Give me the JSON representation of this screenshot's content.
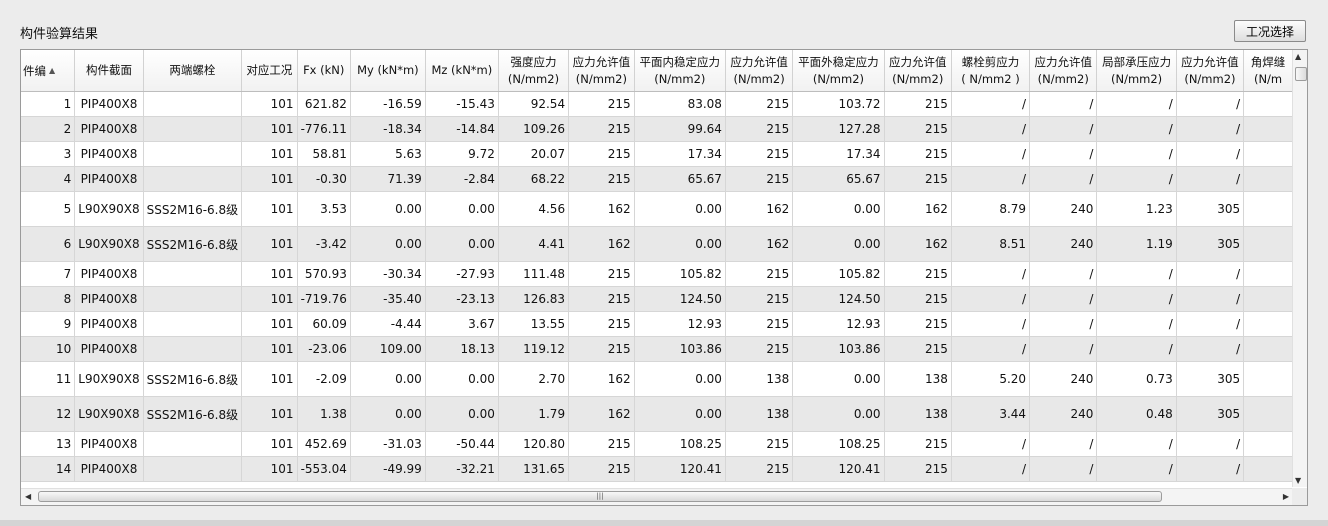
{
  "panel": {
    "title": "构件验算结果"
  },
  "toolbar": {
    "condition_button": "工况选择"
  },
  "columns": [
    {
      "l1": "件编",
      "l2": ""
    },
    {
      "l1": "构件截面",
      "l2": ""
    },
    {
      "l1": "两端螺栓",
      "l2": ""
    },
    {
      "l1": "对应工况",
      "l2": ""
    },
    {
      "l1": "Fx (kN)",
      "l2": ""
    },
    {
      "l1": "My (kN*m)",
      "l2": ""
    },
    {
      "l1": "Mz (kN*m)",
      "l2": ""
    },
    {
      "l1": "强度应力",
      "l2": "(N/mm2)"
    },
    {
      "l1": "应力允许值",
      "l2": "(N/mm2)"
    },
    {
      "l1": "平面内稳定应力",
      "l2": "(N/mm2)"
    },
    {
      "l1": "应力允许值",
      "l2": "(N/mm2)"
    },
    {
      "l1": "平面外稳定应力",
      "l2": "(N/mm2)"
    },
    {
      "l1": "应力允许值",
      "l2": "(N/mm2)"
    },
    {
      "l1": "螺栓剪应力",
      "l2": "( N/mm2 )"
    },
    {
      "l1": "应力允许值",
      "l2": "(N/mm2)"
    },
    {
      "l1": "局部承压应力",
      "l2": "(N/mm2)"
    },
    {
      "l1": "应力允许值",
      "l2": "(N/mm2)"
    },
    {
      "l1": "角焊缝",
      "l2": "(N/m"
    }
  ],
  "rows": [
    [
      "1",
      "PIP400X8",
      "",
      "101",
      "621.82",
      "-16.59",
      "-15.43",
      "92.54",
      "215",
      "83.08",
      "215",
      "103.72",
      "215",
      "/",
      "/",
      "/",
      "/",
      ""
    ],
    [
      "2",
      "PIP400X8",
      "",
      "101",
      "-776.11",
      "-18.34",
      "-14.84",
      "109.26",
      "215",
      "99.64",
      "215",
      "127.28",
      "215",
      "/",
      "/",
      "/",
      "/",
      ""
    ],
    [
      "3",
      "PIP400X8",
      "",
      "101",
      "58.81",
      "5.63",
      "9.72",
      "20.07",
      "215",
      "17.34",
      "215",
      "17.34",
      "215",
      "/",
      "/",
      "/",
      "/",
      ""
    ],
    [
      "4",
      "PIP400X8",
      "",
      "101",
      "-0.30",
      "71.39",
      "-2.84",
      "68.22",
      "215",
      "65.67",
      "215",
      "65.67",
      "215",
      "/",
      "/",
      "/",
      "/",
      ""
    ],
    [
      "5",
      "L90X90X8",
      "SSS2M16-6.8级",
      "101",
      "3.53",
      "0.00",
      "0.00",
      "4.56",
      "162",
      "0.00",
      "162",
      "0.00",
      "162",
      "8.79",
      "240",
      "1.23",
      "305",
      ""
    ],
    [
      "6",
      "L90X90X8",
      "SSS2M16-6.8级",
      "101",
      "-3.42",
      "0.00",
      "0.00",
      "4.41",
      "162",
      "0.00",
      "162",
      "0.00",
      "162",
      "8.51",
      "240",
      "1.19",
      "305",
      ""
    ],
    [
      "7",
      "PIP400X8",
      "",
      "101",
      "570.93",
      "-30.34",
      "-27.93",
      "111.48",
      "215",
      "105.82",
      "215",
      "105.82",
      "215",
      "/",
      "/",
      "/",
      "/",
      ""
    ],
    [
      "8",
      "PIP400X8",
      "",
      "101",
      "-719.76",
      "-35.40",
      "-23.13",
      "126.83",
      "215",
      "124.50",
      "215",
      "124.50",
      "215",
      "/",
      "/",
      "/",
      "/",
      ""
    ],
    [
      "9",
      "PIP400X8",
      "",
      "101",
      "60.09",
      "-4.44",
      "3.67",
      "13.55",
      "215",
      "12.93",
      "215",
      "12.93",
      "215",
      "/",
      "/",
      "/",
      "/",
      ""
    ],
    [
      "10",
      "PIP400X8",
      "",
      "101",
      "-23.06",
      "109.00",
      "18.13",
      "119.12",
      "215",
      "103.86",
      "215",
      "103.86",
      "215",
      "/",
      "/",
      "/",
      "/",
      ""
    ],
    [
      "11",
      "L90X90X8",
      "SSS2M16-6.8级",
      "101",
      "-2.09",
      "0.00",
      "0.00",
      "2.70",
      "162",
      "0.00",
      "138",
      "0.00",
      "138",
      "5.20",
      "240",
      "0.73",
      "305",
      ""
    ],
    [
      "12",
      "L90X90X8",
      "SSS2M16-6.8级",
      "101",
      "1.38",
      "0.00",
      "0.00",
      "1.79",
      "162",
      "0.00",
      "138",
      "0.00",
      "138",
      "3.44",
      "240",
      "0.48",
      "305",
      ""
    ],
    [
      "13",
      "PIP400X8",
      "",
      "101",
      "452.69",
      "-31.03",
      "-50.44",
      "120.80",
      "215",
      "108.25",
      "215",
      "108.25",
      "215",
      "/",
      "/",
      "/",
      "/",
      ""
    ],
    [
      "14",
      "PIP400X8",
      "",
      "101",
      "-553.04",
      "-49.99",
      "-32.21",
      "131.65",
      "215",
      "120.41",
      "215",
      "120.41",
      "215",
      "/",
      "/",
      "/",
      "/",
      ""
    ]
  ],
  "icons": {
    "sort": "▲",
    "scroll_up": "▲",
    "scroll_down": "▼",
    "scroll_left": "◀",
    "scroll_right": "▶",
    "grip": "|||"
  },
  "colors": {
    "alt_row": "#e8e8e8",
    "grid_line": "#d6d6d6",
    "background": "#ececec"
  }
}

++++++

What the exercise asks =>
The records above need to be restated word for word, with the pictures left out.

Problem solution =>
Give me the JSON representation of this screenshot's content.
{
  "panel": {
    "title": "构件验算结果"
  },
  "toolbar": {
    "condition_button": "工况选择"
  },
  "columns": [
    {
      "l1": "件编",
      "l2": ""
    },
    {
      "l1": "构件截面",
      "l2": ""
    },
    {
      "l1": "两端螺栓",
      "l2": ""
    },
    {
      "l1": "对应工况",
      "l2": ""
    },
    {
      "l1": "Fx (kN)",
      "l2": ""
    },
    {
      "l1": "My (kN*m)",
      "l2": ""
    },
    {
      "l1": "Mz (kN*m)",
      "l2": ""
    },
    {
      "l1": "强度应力",
      "l2": "(N/mm2)"
    },
    {
      "l1": "应力允许值",
      "l2": "(N/mm2)"
    },
    {
      "l1": "平面内稳定应力",
      "l2": "(N/mm2)"
    },
    {
      "l1": "应力允许值",
      "l2": "(N/mm2)"
    },
    {
      "l1": "平面外稳定应力",
      "l2": "(N/mm2)"
    },
    {
      "l1": "应力允许值",
      "l2": "(N/mm2)"
    },
    {
      "l1": "螺栓剪应力",
      "l2": "( N/mm2 )"
    },
    {
      "l1": "应力允许值",
      "l2": "(N/mm2)"
    },
    {
      "l1": "局部承压应力",
      "l2": "(N/mm2)"
    },
    {
      "l1": "应力允许值",
      "l2": "(N/mm2)"
    },
    {
      "l1": "角焊缝",
      "l2": "(N/m"
    }
  ],
  "rows": [
    [
      "1",
      "PIP400X8",
      "",
      "101",
      "621.82",
      "-16.59",
      "-15.43",
      "92.54",
      "215",
      "83.08",
      "215",
      "103.72",
      "215",
      "/",
      "/",
      "/",
      "/",
      ""
    ],
    [
      "2",
      "PIP400X8",
      "",
      "101",
      "-776.11",
      "-18.34",
      "-14.84",
      "109.26",
      "215",
      "99.64",
      "215",
      "127.28",
      "215",
      "/",
      "/",
      "/",
      "/",
      ""
    ],
    [
      "3",
      "PIP400X8",
      "",
      "101",
      "58.81",
      "5.63",
      "9.72",
      "20.07",
      "215",
      "17.34",
      "215",
      "17.34",
      "215",
      "/",
      "/",
      "/",
      "/",
      ""
    ],
    [
      "4",
      "PIP400X8",
      "",
      "101",
      "-0.30",
      "71.39",
      "-2.84",
      "68.22",
      "215",
      "65.67",
      "215",
      "65.67",
      "215",
      "/",
      "/",
      "/",
      "/",
      ""
    ],
    [
      "5",
      "L90X90X8",
      "SSS2M16-6.8级",
      "101",
      "3.53",
      "0.00",
      "0.00",
      "4.56",
      "162",
      "0.00",
      "162",
      "0.00",
      "162",
      "8.79",
      "240",
      "1.23",
      "305",
      ""
    ],
    [
      "6",
      "L90X90X8",
      "SSS2M16-6.8级",
      "101",
      "-3.42",
      "0.00",
      "0.00",
      "4.41",
      "162",
      "0.00",
      "162",
      "0.00",
      "162",
      "8.51",
      "240",
      "1.19",
      "305",
      ""
    ],
    [
      "7",
      "PIP400X8",
      "",
      "101",
      "570.93",
      "-30.34",
      "-27.93",
      "111.48",
      "215",
      "105.82",
      "215",
      "105.82",
      "215",
      "/",
      "/",
      "/",
      "/",
      ""
    ],
    [
      "8",
      "PIP400X8",
      "",
      "101",
      "-719.76",
      "-35.40",
      "-23.13",
      "126.83",
      "215",
      "124.50",
      "215",
      "124.50",
      "215",
      "/",
      "/",
      "/",
      "/",
      ""
    ],
    [
      "9",
      "PIP400X8",
      "",
      "101",
      "60.09",
      "-4.44",
      "3.67",
      "13.55",
      "215",
      "12.93",
      "215",
      "12.93",
      "215",
      "/",
      "/",
      "/",
      "/",
      ""
    ],
    [
      "10",
      "PIP400X8",
      "",
      "101",
      "-23.06",
      "109.00",
      "18.13",
      "119.12",
      "215",
      "103.86",
      "215",
      "103.86",
      "215",
      "/",
      "/",
      "/",
      "/",
      ""
    ],
    [
      "11",
      "L90X90X8",
      "SSS2M16-6.8级",
      "101",
      "-2.09",
      "0.00",
      "0.00",
      "2.70",
      "162",
      "0.00",
      "138",
      "0.00",
      "138",
      "5.20",
      "240",
      "0.73",
      "305",
      ""
    ],
    [
      "12",
      "L90X90X8",
      "SSS2M16-6.8级",
      "101",
      "1.38",
      "0.00",
      "0.00",
      "1.79",
      "162",
      "0.00",
      "138",
      "0.00",
      "138",
      "3.44",
      "240",
      "0.48",
      "305",
      ""
    ],
    [
      "13",
      "PIP400X8",
      "",
      "101",
      "452.69",
      "-31.03",
      "-50.44",
      "120.80",
      "215",
      "108.25",
      "215",
      "108.25",
      "215",
      "/",
      "/",
      "/",
      "/",
      ""
    ],
    [
      "14",
      "PIP400X8",
      "",
      "101",
      "-553.04",
      "-49.99",
      "-32.21",
      "131.65",
      "215",
      "120.41",
      "215",
      "120.41",
      "215",
      "/",
      "/",
      "/",
      "/",
      ""
    ]
  ],
  "icons": {
    "sort": "▲",
    "scroll_up": "▲",
    "scroll_down": "▼",
    "scroll_left": "◀",
    "scroll_right": "▶",
    "grip": "|||"
  },
  "colors": {
    "alt_row": "#e8e8e8",
    "grid_line": "#d6d6d6",
    "background": "#ececec"
  }
}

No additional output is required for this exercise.